>> begin DATA ENTRIES

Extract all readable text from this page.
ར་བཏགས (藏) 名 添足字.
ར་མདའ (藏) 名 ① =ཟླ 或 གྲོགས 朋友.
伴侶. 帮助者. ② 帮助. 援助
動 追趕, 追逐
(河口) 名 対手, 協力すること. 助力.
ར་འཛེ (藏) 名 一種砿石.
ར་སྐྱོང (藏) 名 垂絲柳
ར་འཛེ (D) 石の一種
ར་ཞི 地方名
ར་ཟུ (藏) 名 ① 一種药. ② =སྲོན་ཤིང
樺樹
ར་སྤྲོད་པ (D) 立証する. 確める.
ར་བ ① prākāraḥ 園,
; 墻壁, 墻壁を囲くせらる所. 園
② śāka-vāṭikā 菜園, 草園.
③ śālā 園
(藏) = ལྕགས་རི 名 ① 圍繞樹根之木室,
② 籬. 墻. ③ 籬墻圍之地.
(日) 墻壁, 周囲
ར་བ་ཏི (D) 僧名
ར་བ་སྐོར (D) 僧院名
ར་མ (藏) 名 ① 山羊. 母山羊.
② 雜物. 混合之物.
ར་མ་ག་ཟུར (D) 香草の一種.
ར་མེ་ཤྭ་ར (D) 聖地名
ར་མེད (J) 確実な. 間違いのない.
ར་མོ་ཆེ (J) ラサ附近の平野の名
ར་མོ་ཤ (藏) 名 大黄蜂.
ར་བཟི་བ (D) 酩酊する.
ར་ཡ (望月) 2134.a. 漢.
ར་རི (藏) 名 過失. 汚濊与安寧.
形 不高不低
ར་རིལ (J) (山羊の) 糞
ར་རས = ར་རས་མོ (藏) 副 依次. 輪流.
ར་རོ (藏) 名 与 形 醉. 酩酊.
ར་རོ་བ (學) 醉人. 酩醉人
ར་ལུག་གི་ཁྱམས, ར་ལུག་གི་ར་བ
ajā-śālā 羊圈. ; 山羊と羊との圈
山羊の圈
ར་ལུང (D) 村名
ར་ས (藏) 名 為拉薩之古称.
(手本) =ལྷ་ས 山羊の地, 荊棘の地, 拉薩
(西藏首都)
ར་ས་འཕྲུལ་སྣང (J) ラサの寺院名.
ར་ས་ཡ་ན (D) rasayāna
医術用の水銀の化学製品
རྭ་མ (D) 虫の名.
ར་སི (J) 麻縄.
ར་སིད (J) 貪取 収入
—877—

>> end DATA ENTRIES

INSTRUCTIONS FOR THE TASK -> Produce an exact copy of the whole listing.

FINAL RESULT ->
Extract all readable text from this page.
ར་བཏགས (藏) 名 添足字.
ར་མདའ (藏) 名 ① =ཟླ 或 གྲོགས 朋友.
伴侶. 帮助者. ② 帮助. 援助
動 追趕, 追逐
(河口) 名 対手, 協力すること. 助力.
ར་འཛེ (藏) 名 一種砿石.
ར་སྐྱོང (藏) 名 垂絲柳
ར་འཛེ (D) 石の一種
ར་ཞི 地方名
ར་ཟུ (藏) 名 ① 一種药. ② =སྲོན་ཤིང
樺樹
ར་སྤྲོད་པ (D) 立証する. 確める.
ར་བ ① prākāraḥ 園,
; 墻壁, 墻壁を囲くせらる所. 園
② śāka-vāṭikā 菜園, 草園.
③ śālā 園
(藏) = ལྕགས་རི 名 ① 圍繞樹根之木室,
② 籬. 墻. ③ 籬墻圍之地.
(日) 墻壁, 周囲
ར་བ་ཏི (D) 僧名
ར་བ་སྐོར (D) 僧院名
ར་མ (藏) 名 ① 山羊. 母山羊.
② 雜物. 混合之物.
ར་མ་ག་ཟུར (D) 香草の一種.
ར་མེ་ཤྭ་ར (D) 聖地名
ར་མེད (J) 確実な. 間違いのない.
ར་མོ་ཆེ (J) ラサ附近の平野の名
ར་མོ་ཤ (藏) 名 大黄蜂.
ར་བཟི་བ (D) 酩酊する.
ར་ཡ (望月) 2134.a. 漢.
ར་རི (藏) 名 過失. 汚濊与安寧.
形 不高不低
ར་རིལ (J) (山羊の) 糞
ར་རས = ར་རས་མོ (藏) 副 依次. 輪流.
ར་རོ (藏) 名 与 形 醉. 酩酊.
ར་རོ་བ (學) 醉人. 酩醉人
ར་ལུག་གི་ཁྱམས, ར་ལུག་གི་ར་བ
ajā-śālā 羊圈. ; 山羊と羊との圈
山羊の圈
ར་ལུང (D) 村名
ར་ས (藏) 名 為拉薩之古称.
(手本) =ལྷ་ས 山羊の地, 荊棘の地, 拉薩
(西藏首都)
ར་ས་འཕྲུལ་སྣང (J) ラサの寺院名.
ར་ས་ཡ་ན (D) rasayāna
医術用の水銀の化学製品
རྭ་མ (D) 虫の名.
ར་སི (J) 麻縄.
ར་སིད (J) 貪取 収入
—877—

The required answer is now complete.